- _RECORDS FOR PROCESSING_
⁂
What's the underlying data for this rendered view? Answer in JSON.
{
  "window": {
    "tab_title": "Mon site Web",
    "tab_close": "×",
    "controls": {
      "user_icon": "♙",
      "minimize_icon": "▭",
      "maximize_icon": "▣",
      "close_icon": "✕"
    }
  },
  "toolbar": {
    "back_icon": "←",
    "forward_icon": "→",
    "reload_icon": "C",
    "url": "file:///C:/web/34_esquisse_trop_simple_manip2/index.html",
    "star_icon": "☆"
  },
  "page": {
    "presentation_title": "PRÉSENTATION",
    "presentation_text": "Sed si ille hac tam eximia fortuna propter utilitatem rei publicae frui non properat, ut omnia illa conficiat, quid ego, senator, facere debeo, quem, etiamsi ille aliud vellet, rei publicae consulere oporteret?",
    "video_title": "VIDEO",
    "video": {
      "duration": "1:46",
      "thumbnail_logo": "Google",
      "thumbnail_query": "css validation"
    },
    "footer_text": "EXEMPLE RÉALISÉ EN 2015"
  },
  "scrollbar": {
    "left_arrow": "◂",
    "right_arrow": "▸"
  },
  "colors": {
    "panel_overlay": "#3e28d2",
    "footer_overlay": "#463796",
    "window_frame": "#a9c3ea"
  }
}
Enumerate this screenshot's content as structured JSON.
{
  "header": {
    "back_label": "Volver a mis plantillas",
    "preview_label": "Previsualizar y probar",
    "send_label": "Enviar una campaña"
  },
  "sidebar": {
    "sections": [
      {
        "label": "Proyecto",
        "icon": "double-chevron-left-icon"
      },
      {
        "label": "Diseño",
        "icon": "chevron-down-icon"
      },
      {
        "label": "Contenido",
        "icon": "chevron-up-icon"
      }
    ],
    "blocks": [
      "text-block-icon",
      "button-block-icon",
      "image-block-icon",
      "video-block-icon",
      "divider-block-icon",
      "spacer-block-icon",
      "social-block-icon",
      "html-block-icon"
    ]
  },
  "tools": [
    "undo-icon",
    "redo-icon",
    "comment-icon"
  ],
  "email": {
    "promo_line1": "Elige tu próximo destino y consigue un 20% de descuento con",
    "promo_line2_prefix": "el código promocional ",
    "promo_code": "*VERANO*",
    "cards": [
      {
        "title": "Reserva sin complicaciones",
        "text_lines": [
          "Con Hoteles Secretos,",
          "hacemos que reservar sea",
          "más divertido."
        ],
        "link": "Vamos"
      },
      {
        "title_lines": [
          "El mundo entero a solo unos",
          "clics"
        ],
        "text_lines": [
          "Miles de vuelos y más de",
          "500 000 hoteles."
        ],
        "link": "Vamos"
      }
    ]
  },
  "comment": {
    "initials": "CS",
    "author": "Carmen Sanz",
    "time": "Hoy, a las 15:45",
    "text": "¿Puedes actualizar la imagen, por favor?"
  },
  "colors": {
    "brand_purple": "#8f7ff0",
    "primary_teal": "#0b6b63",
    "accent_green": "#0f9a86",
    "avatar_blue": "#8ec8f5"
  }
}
⁂
- _GIVEN INSTRUCTION_
Every record should be given again exactly.

- _SOLUTION FOR THIS TASK_
What's the underlying data for this rendered view? Answer in JSON.
{
  "window": {
    "tab_title": "Mon site Web",
    "tab_close": "×",
    "controls": {
      "user_icon": "♙",
      "minimize_icon": "▭",
      "maximize_icon": "▣",
      "close_icon": "✕"
    }
  },
  "toolbar": {
    "back_icon": "←",
    "forward_icon": "→",
    "reload_icon": "C",
    "url": "file:///C:/web/34_esquisse_trop_simple_manip2/index.html",
    "star_icon": "☆"
  },
  "page": {
    "presentation_title": "PRÉSENTATION",
    "presentation_text": "Sed si ille hac tam eximia fortuna propter utilitatem rei publicae frui non properat, ut omnia illa conficiat, quid ego, senator, facere debeo, quem, etiamsi ille aliud vellet, rei publicae consulere oporteret?",
    "video_title": "VIDEO",
    "video": {
      "duration": "1:46",
      "thumbnail_logo": "Google",
      "thumbnail_query": "css validation"
    },
    "footer_text": "EXEMPLE RÉALISÉ EN 2015"
  },
  "scrollbar": {
    "left_arrow": "◂",
    "right_arrow": "▸"
  },
  "colors": {
    "panel_overlay": "#3e28d2",
    "footer_overlay": "#463796",
    "window_frame": "#a9c3ea"
  }
}
Enumerate this screenshot's content as structured JSON.
{
  "header": {
    "back_label": "Volver a mis plantillas",
    "preview_label": "Previsualizar y probar",
    "send_label": "Enviar una campaña"
  },
  "sidebar": {
    "sections": [
      {
        "label": "Proyecto",
        "icon": "double-chevron-left-icon"
      },
      {
        "label": "Diseño",
        "icon": "chevron-down-icon"
      },
      {
        "label": "Contenido",
        "icon": "chevron-up-icon"
      }
    ],
    "blocks": [
      "text-block-icon",
      "button-block-icon",
      "image-block-icon",
      "video-block-icon",
      "divider-block-icon",
      "spacer-block-icon",
      "social-block-icon",
      "html-block-icon"
    ]
  },
  "tools": [
    "undo-icon",
    "redo-icon",
    "comment-icon"
  ],
  "email": {
    "promo_line1": "Elige tu próximo destino y consigue un 20% de descuento con",
    "promo_line2_prefix": "el código promocional ",
    "promo_code": "*VERANO*",
    "cards": [
      {
        "title": "Reserva sin complicaciones",
        "text_lines": [
          "Con Hoteles Secretos,",
          "hacemos que reservar sea",
          "más divertido."
        ],
        "link": "Vamos"
      },
      {
        "title_lines": [
          "El mundo entero a solo unos",
          "clics"
        ],
        "text_lines": [
          "Miles de vuelos y más de",
          "500 000 hoteles."
        ],
        "link": "Vamos"
      }
    ]
  },
  "comment": {
    "initials": "CS",
    "author": "Carmen Sanz",
    "time": "Hoy, a las 15:45",
    "text": "¿Puedes actualizar la imagen, por favor?"
  },
  "colors": {
    "brand_purple": "#8f7ff0",
    "primary_teal": "#0b6b63",
    "accent_green": "#0f9a86",
    "avatar_blue": "#8ec8f5"
  }
}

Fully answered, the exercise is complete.